• **What is required**
Report, as a single number, how many lines of the records contain the word "reverse".

Page segmentation data:
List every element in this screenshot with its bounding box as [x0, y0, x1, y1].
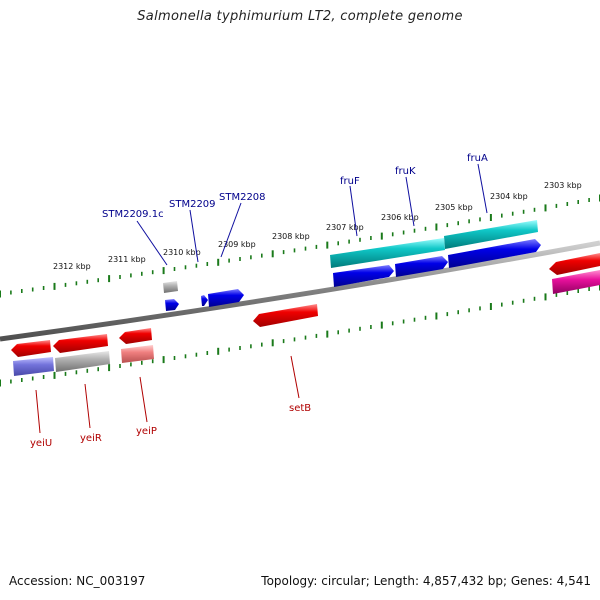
gene-right-magenta[interactable]	[552, 270, 600, 294]
gene-yeiu-lower[interactable]	[13, 357, 54, 376]
kbp-label-2303: 2303 kbp	[544, 181, 582, 190]
gene-stm2208-b[interactable]	[208, 289, 244, 307]
kbp-label-2308: 2308 kbp	[272, 232, 310, 241]
kbp-label-2309: 2309 kbp	[218, 240, 256, 249]
accession-value: NC_003197	[76, 574, 146, 588]
gene-yeir-lower[interactable]	[55, 351, 110, 372]
label-frua: fruA	[467, 153, 488, 164]
gene-fruf[interactable]	[330, 238, 445, 268]
label-yeir: yeiR	[80, 433, 102, 444]
accession-label: Accession:	[9, 574, 73, 588]
label-stm2208: STM2208	[219, 192, 266, 203]
gene-fruf-lower[interactable]	[333, 265, 394, 287]
gene-frua[interactable]	[448, 239, 541, 268]
reverse-strand-genes	[11, 304, 318, 376]
gene-stm2208-a[interactable]	[201, 295, 208, 306]
kbp-labels: 2312 kbp 2311 kbp 2310 kbp 2309 kbp 2308…	[53, 181, 582, 271]
gene-setb[interactable]	[253, 304, 318, 327]
genome-stats: Topology: circular; Length: 4,857,432 bp…	[261, 574, 591, 588]
map-title: Salmonella typhimurium LT2, complete gen…	[137, 9, 463, 24]
topology-label: Topology:	[261, 574, 318, 588]
kbp-label-2304: 2304 kbp	[490, 192, 528, 201]
accession-info: Accession: NC_003197	[9, 574, 145, 588]
kbp-label-2307: 2307 kbp	[326, 223, 364, 232]
kbp-label-2311: 2311 kbp	[108, 255, 146, 264]
reverse-gene-labels: yeiU yeiR yeiP setB	[30, 355, 311, 449]
label-setb: setB	[289, 403, 311, 414]
label-fruf: fruF	[340, 176, 360, 187]
genes-value: 4,541	[556, 574, 591, 588]
gene-stm2209-1c[interactable]	[163, 281, 178, 293]
genome-backbone	[0, 240, 600, 342]
length-value: 4,857,432 bp	[422, 574, 503, 588]
gene-yeir[interactable]	[53, 334, 108, 353]
kbp-label-2312: 2312 kbp	[53, 262, 91, 271]
label-yeip: yeiP	[136, 426, 157, 437]
label-yeiu: yeiU	[30, 438, 52, 449]
kbp-label-2305: 2305 kbp	[435, 203, 473, 212]
label-fruk: fruK	[395, 166, 416, 177]
genes-label: Genes:	[510, 574, 553, 588]
kbp-label-2306: 2306 kbp	[381, 213, 419, 222]
topology-value: circular	[321, 574, 366, 588]
kbp-label-2310: 2310 kbp	[163, 248, 201, 257]
label-stm2209: STM2209	[169, 199, 216, 210]
gene-right-red[interactable]	[549, 253, 600, 275]
gene-yeip-lower[interactable]	[121, 345, 154, 363]
forward-gene-labels: STM2209.1c STM2209 STM2208 fruF fruK fru…	[102, 153, 488, 266]
label-stm2209-1c: STM2209.1c	[102, 209, 164, 220]
gene-fruk[interactable]	[395, 256, 448, 277]
length-label: Length:	[373, 574, 420, 588]
tick-row-inner	[0, 283, 600, 387]
gene-stm2209[interactable]	[165, 299, 179, 311]
gene-yeip[interactable]	[119, 328, 152, 344]
tick-row-outer	[0, 194, 600, 298]
forward-strand-genes	[163, 220, 600, 311]
gene-frua-cyan[interactable]	[444, 220, 538, 249]
gene-yeiu[interactable]	[11, 340, 51, 357]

• **Answer to this exercise**
2